Look through the data below. Collect every line where the word "only" occurs.

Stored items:
---------------
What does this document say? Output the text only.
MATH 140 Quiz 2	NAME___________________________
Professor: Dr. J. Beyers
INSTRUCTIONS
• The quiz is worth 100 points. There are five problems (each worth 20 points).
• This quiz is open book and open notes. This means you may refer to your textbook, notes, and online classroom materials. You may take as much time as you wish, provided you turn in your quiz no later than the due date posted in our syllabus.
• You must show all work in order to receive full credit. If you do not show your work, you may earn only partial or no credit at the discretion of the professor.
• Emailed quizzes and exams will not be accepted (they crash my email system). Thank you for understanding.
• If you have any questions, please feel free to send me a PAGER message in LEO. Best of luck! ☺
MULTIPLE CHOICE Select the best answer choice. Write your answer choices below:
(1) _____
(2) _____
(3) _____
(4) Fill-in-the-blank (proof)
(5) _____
---------------
• Complete response:
What does this document say? Output the text only.
• You must show all work in order to receive full credit. If you do not show your work, you may earn only partial or no credit at the discretion of the professor.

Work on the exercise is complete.